• _Aim of the exercise_:
Transcribe the records that follow in their entirety, omitting any pictures.

• • • • • • •

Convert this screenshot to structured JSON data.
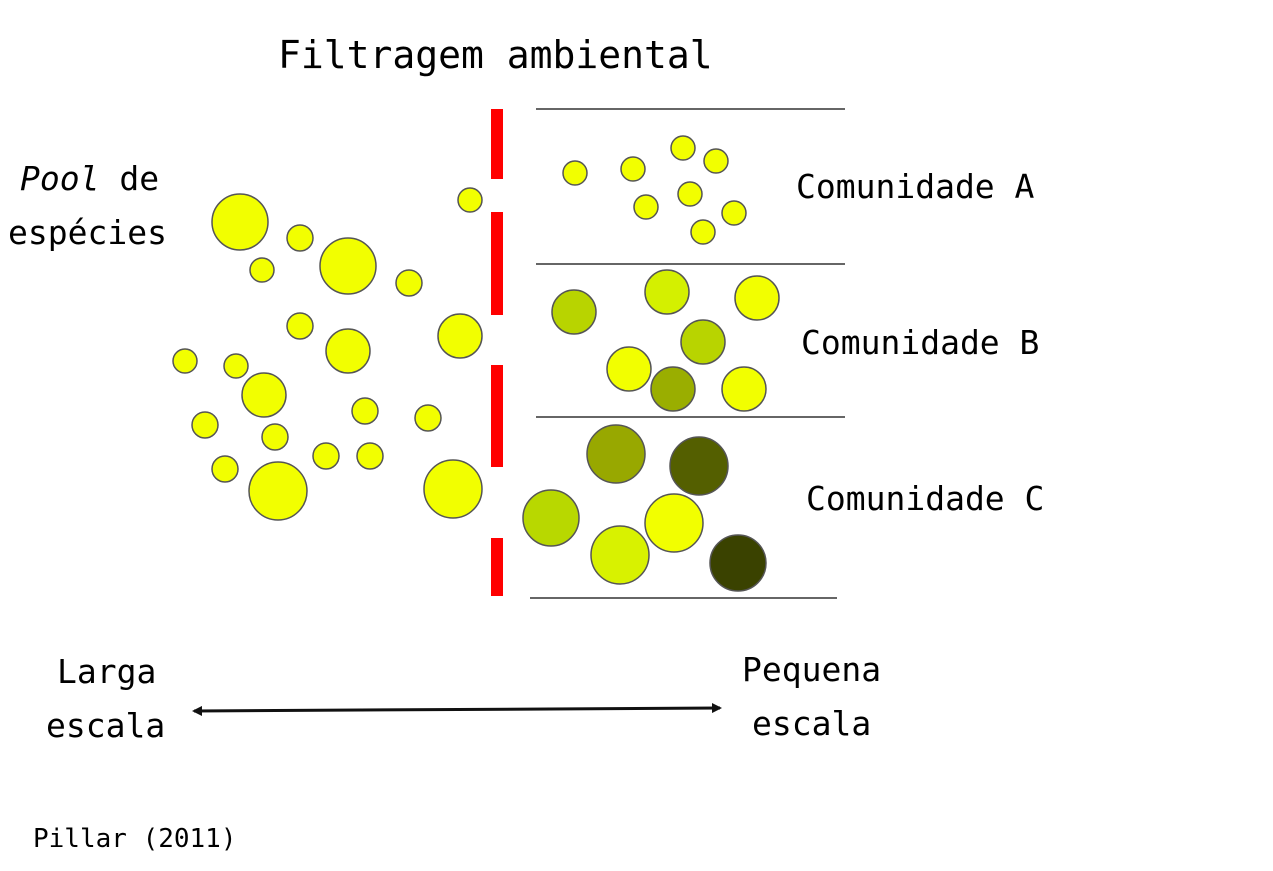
{
  "title": "Filtragem ambiental",
  "pool": {
    "italic_word": "Pool",
    "line1_rest": " de",
    "line2": "espécies"
  },
  "communities": {
    "a_label": "Comunidade A",
    "b_label": "Comunidade B",
    "c_label": "Comunidade C"
  },
  "scale": {
    "large_line1": "Larga",
    "large_line2": "escala",
    "small_line1": "Pequena",
    "small_line2": "escala"
  },
  "citation": "Pillar (2011)",
  "colors": {
    "species_base": "#f2ff00",
    "filter": "#ff0000",
    "lines": "#333333",
    "arrow": "#111111",
    "community_b_shades": [
      "#b8d400",
      "#d4f000",
      "#9aae00"
    ],
    "community_c_shades": [
      "#98a800",
      "#545f00",
      "#3a4200",
      "#b8d800",
      "#d8f200"
    ]
  }
}
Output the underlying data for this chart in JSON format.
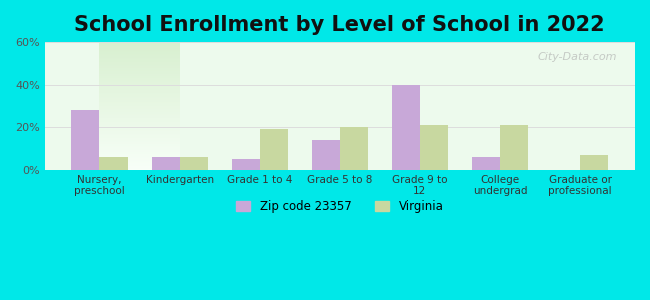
{
  "title": "School Enrollment by Level of School in 2022",
  "categories": [
    "Nursery,\npreschool",
    "Kindergarten",
    "Grade 1 to 4",
    "Grade 5 to 8",
    "Grade 9 to\n12",
    "College\nundergrad",
    "Graduate or\nprofessional"
  ],
  "zip_values": [
    28,
    6,
    5,
    14,
    40,
    6,
    0
  ],
  "va_values": [
    6,
    6,
    19,
    20,
    21,
    21,
    7
  ],
  "zip_color": "#c8a8d8",
  "va_color": "#c8d8a0",
  "background_color": "#00e8e8",
  "plot_bg_gradient_top": "#f0fff0",
  "plot_bg_gradient_bottom": "#e8ffe8",
  "ylim": [
    0,
    60
  ],
  "yticks": [
    0,
    20,
    40,
    60
  ],
  "ytick_labels": [
    "0%",
    "20%",
    "40%",
    "60%"
  ],
  "legend_zip_label": "Zip code 23357",
  "legend_va_label": "Virginia",
  "title_fontsize": 15,
  "watermark": "City-Data.com",
  "bar_width": 0.35
}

• • • • • • •

• _Exercise answer_:
Convert this screenshot to structured JSON data.
{
  "title": "Filtragem ambiental",
  "pool": {
    "italic_word": "Pool",
    "line1_rest": " de",
    "line2": "espécies"
  },
  "communities": {
    "a_label": "Comunidade A",
    "b_label": "Comunidade B",
    "c_label": "Comunidade C"
  },
  "scale": {
    "large_line1": "Larga",
    "large_line2": "escala",
    "small_line1": "Pequena",
    "small_line2": "escala"
  },
  "citation": "Pillar (2011)",
  "colors": {
    "species_base": "#f2ff00",
    "filter": "#ff0000",
    "lines": "#333333",
    "arrow": "#111111",
    "community_b_shades": [
      "#b8d400",
      "#d4f000",
      "#9aae00"
    ],
    "community_c_shades": [
      "#98a800",
      "#545f00",
      "#3a4200",
      "#b8d800",
      "#d8f200"
    ]
  }
}
Output the underlying data for this chart in JSON format.
{
  "title": "School Enrollment by Level of School in 2022",
  "categories": [
    "Nursery,\npreschool",
    "Kindergarten",
    "Grade 1 to 4",
    "Grade 5 to 8",
    "Grade 9 to\n12",
    "College\nundergrad",
    "Graduate or\nprofessional"
  ],
  "zip_values": [
    28,
    6,
    5,
    14,
    40,
    6,
    0
  ],
  "va_values": [
    6,
    6,
    19,
    20,
    21,
    21,
    7
  ],
  "zip_color": "#c8a8d8",
  "va_color": "#c8d8a0",
  "background_color": "#00e8e8",
  "plot_bg_gradient_top": "#f0fff0",
  "plot_bg_gradient_bottom": "#e8ffe8",
  "ylim": [
    0,
    60
  ],
  "yticks": [
    0,
    20,
    40,
    60
  ],
  "ytick_labels": [
    "0%",
    "20%",
    "40%",
    "60%"
  ],
  "legend_zip_label": "Zip code 23357",
  "legend_va_label": "Virginia",
  "title_fontsize": 15,
  "watermark": "City-Data.com",
  "bar_width": 0.35
}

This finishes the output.